>> START
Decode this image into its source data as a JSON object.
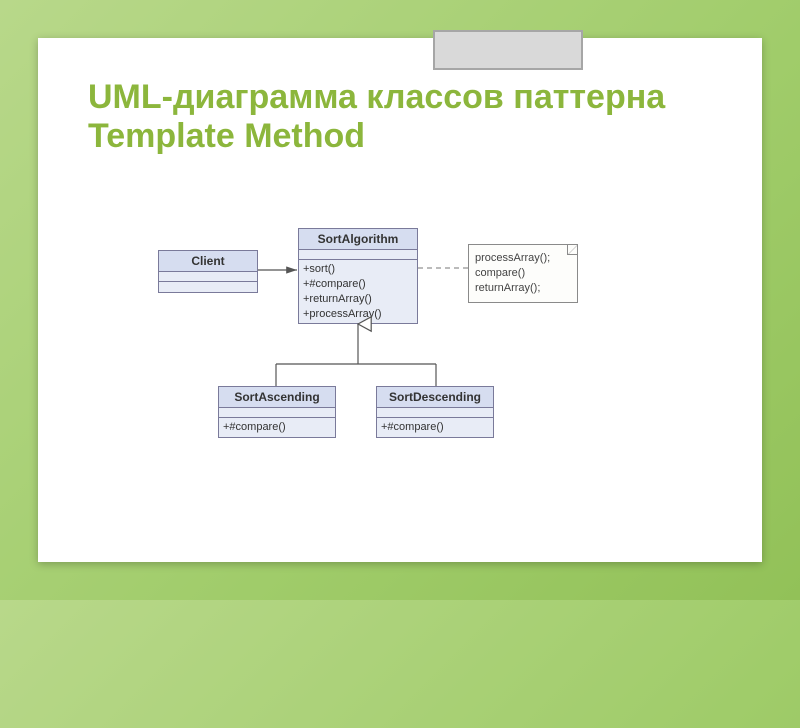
{
  "slide": {
    "title": "UML-диаграмма классов паттерна Template Method"
  },
  "classes": {
    "client": {
      "name": "Client",
      "attrs": [],
      "ops": []
    },
    "sortAlgorithm": {
      "name": "SortAlgorithm",
      "attrs": [],
      "ops": [
        "+sort()",
        "+#compare()",
        "+returnArray()",
        "+processArray()"
      ]
    },
    "sortAscending": {
      "name": "SortAscending",
      "attrs": [],
      "ops": [
        "+#compare()"
      ]
    },
    "sortDescending": {
      "name": "SortDescending",
      "attrs": [],
      "ops": [
        "+#compare()"
      ]
    }
  },
  "note": {
    "lines": [
      "processArray();",
      "compare()",
      "returnArray();"
    ]
  }
}
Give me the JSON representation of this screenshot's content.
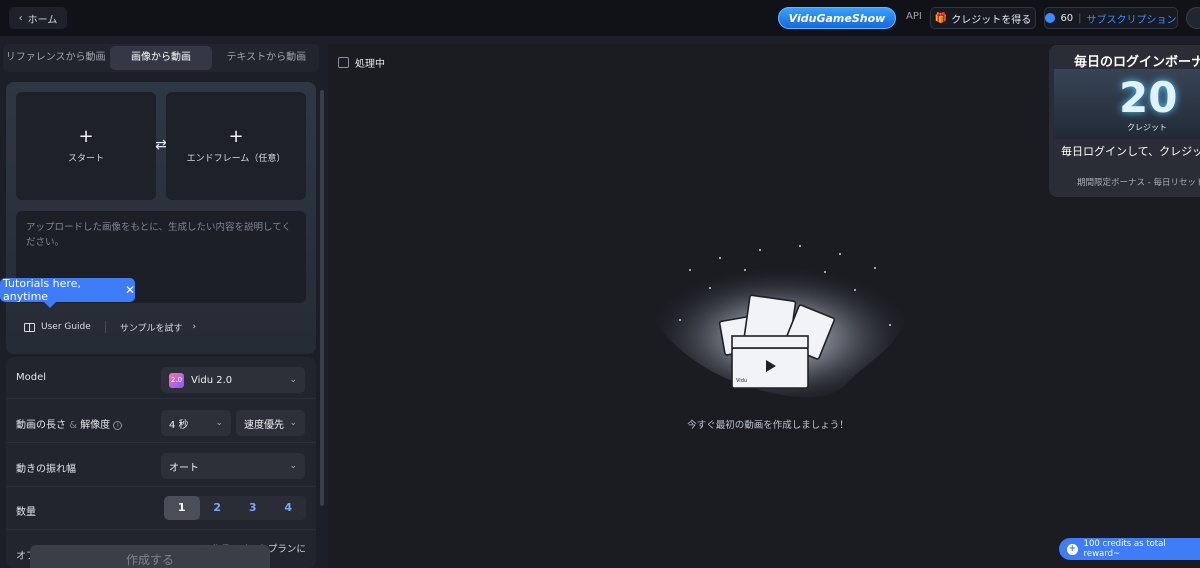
{
  "topbar": {
    "home_label": "ホーム",
    "brand": "ViduGameShow",
    "api_label": "API",
    "get_credits_label": "クレジットを得る",
    "credits_count": "60",
    "subscription_label": "サブスクリプション"
  },
  "tabs": [
    {
      "label": "リファレンスから動画"
    },
    {
      "label": "画像から動画"
    },
    {
      "label": "テキストから動画"
    }
  ],
  "upload": {
    "start_label": "スタート",
    "end_label": "エンドフレーム（任意）",
    "prompt_placeholder": "アップロードした画像をもとに、生成したい内容を説明してください。",
    "user_guide_label": "User Guide",
    "try_sample_label": "サンプルを試す"
  },
  "tutorial_tip": {
    "text": "Tutorials here, anytime"
  },
  "settings": {
    "model_label": "Model",
    "model_value": "Vidu 2.0",
    "model_badge": "2.0",
    "length_label": "動画の長さ",
    "amp": "&",
    "resolution_label": "解像度",
    "length_value": "4 秒",
    "resolution_value": "速度優先",
    "motion_label": "動きの振れ幅",
    "motion_value": "オート",
    "quantity_label": "数量",
    "quantities": [
      "1",
      "2",
      "3",
      "4"
    ],
    "selected_quantity": "1",
    "more_label": "オフ",
    "more_note": "アルティメットプランに"
  },
  "create_label": "作成する",
  "main": {
    "processing_label": "処理中",
    "empty_text": "今すぐ最初の動画を作成しましょう！"
  },
  "bonus": {
    "title": "毎日のログインボーナス",
    "amount": "20",
    "unit": "クレジット",
    "desc": "毎日ログインして、クレジット!",
    "sub": "期間限定ボーナス - 毎日リセット"
  },
  "reward_pill": {
    "text": "100 credits as total reward~"
  },
  "colors": {
    "accent": "#3f7cf7",
    "brand": "#1e88ff",
    "background": "#1c1f27"
  }
}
>> END
**TASK TO CARRY OUT**: Reproduce every record above exactly, omitting the pictures.

**WRITTEN ANSWER**:
Decode this image into its source data as a JSON object.
{
  "slide": {
    "title": "UML-диаграмма классов паттерна Template Method"
  },
  "classes": {
    "client": {
      "name": "Client",
      "attrs": [],
      "ops": []
    },
    "sortAlgorithm": {
      "name": "SortAlgorithm",
      "attrs": [],
      "ops": [
        "+sort()",
        "+#compare()",
        "+returnArray()",
        "+processArray()"
      ]
    },
    "sortAscending": {
      "name": "SortAscending",
      "attrs": [],
      "ops": [
        "+#compare()"
      ]
    },
    "sortDescending": {
      "name": "SortDescending",
      "attrs": [],
      "ops": [
        "+#compare()"
      ]
    }
  },
  "note": {
    "lines": [
      "processArray();",
      "compare()",
      "returnArray();"
    ]
  }
}
Give me the JSON representation of this screenshot's content.
{
  "topbar": {
    "home_label": "ホーム",
    "brand": "ViduGameShow",
    "api_label": "API",
    "get_credits_label": "クレジットを得る",
    "credits_count": "60",
    "subscription_label": "サブスクリプション"
  },
  "tabs": [
    {
      "label": "リファレンスから動画"
    },
    {
      "label": "画像から動画"
    },
    {
      "label": "テキストから動画"
    }
  ],
  "upload": {
    "start_label": "スタート",
    "end_label": "エンドフレーム（任意）",
    "prompt_placeholder": "アップロードした画像をもとに、生成したい内容を説明してください。",
    "user_guide_label": "User Guide",
    "try_sample_label": "サンプルを試す"
  },
  "tutorial_tip": {
    "text": "Tutorials here, anytime"
  },
  "settings": {
    "model_label": "Model",
    "model_value": "Vidu 2.0",
    "model_badge": "2.0",
    "length_label": "動画の長さ",
    "amp": "&",
    "resolution_label": "解像度",
    "length_value": "4 秒",
    "resolution_value": "速度優先",
    "motion_label": "動きの振れ幅",
    "motion_value": "オート",
    "quantity_label": "数量",
    "quantities": [
      "1",
      "2",
      "3",
      "4"
    ],
    "selected_quantity": "1",
    "more_label": "オフ",
    "more_note": "アルティメットプランに"
  },
  "create_label": "作成する",
  "main": {
    "processing_label": "処理中",
    "empty_text": "今すぐ最初の動画を作成しましょう！"
  },
  "bonus": {
    "title": "毎日のログインボーナス",
    "amount": "20",
    "unit": "クレジット",
    "desc": "毎日ログインして、クレジット!",
    "sub": "期間限定ボーナス - 毎日リセット"
  },
  "reward_pill": {
    "text": "100 credits as total reward~"
  },
  "colors": {
    "accent": "#3f7cf7",
    "brand": "#1e88ff",
    "background": "#1c1f27"
  }
}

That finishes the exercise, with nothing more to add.